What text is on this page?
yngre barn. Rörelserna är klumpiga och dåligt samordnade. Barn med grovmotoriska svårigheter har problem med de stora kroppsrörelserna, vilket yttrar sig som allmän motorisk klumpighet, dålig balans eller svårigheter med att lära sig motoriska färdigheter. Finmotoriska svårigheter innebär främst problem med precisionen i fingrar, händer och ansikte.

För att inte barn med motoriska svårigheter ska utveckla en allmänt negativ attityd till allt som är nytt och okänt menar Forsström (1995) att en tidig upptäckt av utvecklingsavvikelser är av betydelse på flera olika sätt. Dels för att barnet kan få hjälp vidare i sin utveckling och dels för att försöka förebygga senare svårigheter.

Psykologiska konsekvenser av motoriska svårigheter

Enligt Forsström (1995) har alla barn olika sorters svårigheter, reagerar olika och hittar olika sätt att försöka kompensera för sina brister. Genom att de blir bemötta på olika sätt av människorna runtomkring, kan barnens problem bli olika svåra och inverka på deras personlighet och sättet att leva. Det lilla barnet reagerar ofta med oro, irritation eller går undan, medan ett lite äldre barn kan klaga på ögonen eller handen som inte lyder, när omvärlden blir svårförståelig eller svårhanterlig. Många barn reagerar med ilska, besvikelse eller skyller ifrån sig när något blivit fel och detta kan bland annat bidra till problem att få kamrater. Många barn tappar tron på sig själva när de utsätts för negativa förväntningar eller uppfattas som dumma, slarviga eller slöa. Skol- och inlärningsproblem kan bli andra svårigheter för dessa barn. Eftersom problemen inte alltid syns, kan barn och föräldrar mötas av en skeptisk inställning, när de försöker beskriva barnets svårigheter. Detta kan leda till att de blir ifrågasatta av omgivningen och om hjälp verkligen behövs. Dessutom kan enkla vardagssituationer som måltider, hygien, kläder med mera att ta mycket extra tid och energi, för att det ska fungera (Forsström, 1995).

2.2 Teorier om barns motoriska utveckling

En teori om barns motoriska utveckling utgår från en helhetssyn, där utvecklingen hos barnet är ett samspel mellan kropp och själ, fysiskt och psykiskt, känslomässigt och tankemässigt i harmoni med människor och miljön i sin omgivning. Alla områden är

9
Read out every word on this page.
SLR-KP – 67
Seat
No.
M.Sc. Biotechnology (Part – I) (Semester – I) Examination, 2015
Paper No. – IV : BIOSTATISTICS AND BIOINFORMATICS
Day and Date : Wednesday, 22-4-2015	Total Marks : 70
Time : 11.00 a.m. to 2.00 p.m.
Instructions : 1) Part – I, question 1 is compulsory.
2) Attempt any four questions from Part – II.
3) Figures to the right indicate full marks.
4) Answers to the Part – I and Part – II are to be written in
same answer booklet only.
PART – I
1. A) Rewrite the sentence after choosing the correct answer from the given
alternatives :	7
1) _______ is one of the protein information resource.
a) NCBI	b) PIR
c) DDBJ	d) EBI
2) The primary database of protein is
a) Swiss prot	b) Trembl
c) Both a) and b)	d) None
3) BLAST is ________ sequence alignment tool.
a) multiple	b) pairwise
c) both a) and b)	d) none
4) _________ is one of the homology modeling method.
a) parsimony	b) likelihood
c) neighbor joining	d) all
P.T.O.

Work to complete:
Exact retyping of every entry is required.

Solved exercise:
What text is on this page?
yngre barn. Rörelserna är klumpiga och dåligt samordnade. Barn med grovmotoriska svårigheter har problem med de stora kroppsrörelserna, vilket yttrar sig som allmän motorisk klumpighet, dålig balans eller svårigheter med att lära sig motoriska färdigheter. Finmotoriska svårigheter innebär främst problem med precisionen i fingrar, händer och ansikte.

För att inte barn med motoriska svårigheter ska utveckla en allmänt negativ attityd till allt som är nytt och okänt menar Forsström (1995) att en tidig upptäckt av utvecklingsavvikelser är av betydelse på flera olika sätt. Dels för att barnet kan få hjälp vidare i sin utveckling och dels för att försöka förebygga senare svårigheter.

Psykologiska konsekvenser av motoriska svårigheter

Enligt Forsström (1995) har alla barn olika sorters svårigheter, reagerar olika och hittar olika sätt att försöka kompensera för sina brister. Genom att de blir bemötta på olika sätt av människorna runtomkring, kan barnens problem bli olika svåra och inverka på deras personlighet och sättet att leva. Det lilla barnet reagerar ofta med oro, irritation eller går undan, medan ett lite äldre barn kan klaga på ögonen eller handen som inte lyder, när omvärlden blir svårförståelig eller svårhanterlig. Många barn reagerar med ilska, besvikelse eller skyller ifrån sig när något blivit fel och detta kan bland annat bidra till problem att få kamrater. Många barn tappar tron på sig själva när de utsätts för negativa förväntningar eller uppfattas som dumma, slarviga eller slöa. Skol- och inlärningsproblem kan bli andra svårigheter för dessa barn. Eftersom problemen inte alltid syns, kan barn och föräldrar mötas av en skeptisk inställning, när de försöker beskriva barnets svårigheter. Detta kan leda till att de blir ifrågasatta av omgivningen och om hjälp verkligen behövs. Dessutom kan enkla vardagssituationer som måltider, hygien, kläder med mera att ta mycket extra tid och energi, för att det ska fungera (Forsström, 1995).

2.2 Teorier om barns motoriska utveckling

En teori om barns motoriska utveckling utgår från en helhetssyn, där utvecklingen hos barnet är ett samspel mellan kropp och själ, fysiskt och psykiskt, känslomässigt och tankemässigt i harmoni med människor och miljön i sin omgivning. Alla områden är

9
Read out every word on this page.
SLR-KP – 67
Seat
No.
M.Sc. Biotechnology (Part – I) (Semester – I) Examination, 2015
Paper No. – IV : BIOSTATISTICS AND BIOINFORMATICS
Day and Date : Wednesday, 22-4-2015	Total Marks : 70
Time : 11.00 a.m. to 2.00 p.m.
Instructions : 1) Part – I, question 1 is compulsory.
2) Attempt any four questions from Part – II.
3) Figures to the right indicate full marks.
4) Answers to the Part – I and Part – II are to be written in
same answer booklet only.
PART – I
1. A) Rewrite the sentence after choosing the correct answer from the given
alternatives :	7
1) _______ is one of the protein information resource.
a) NCBI	b) PIR
c) DDBJ	d) EBI
2) The primary database of protein is
a) Swiss prot	b) Trembl
c) Both a) and b)	d) None
3) BLAST is ________ sequence alignment tool.
a) multiple	b) pairwise
c) both a) and b)	d) none
4) _________ is one of the homology modeling method.
a) parsimony	b) likelihood
c) neighbor joining	d) all
P.T.O.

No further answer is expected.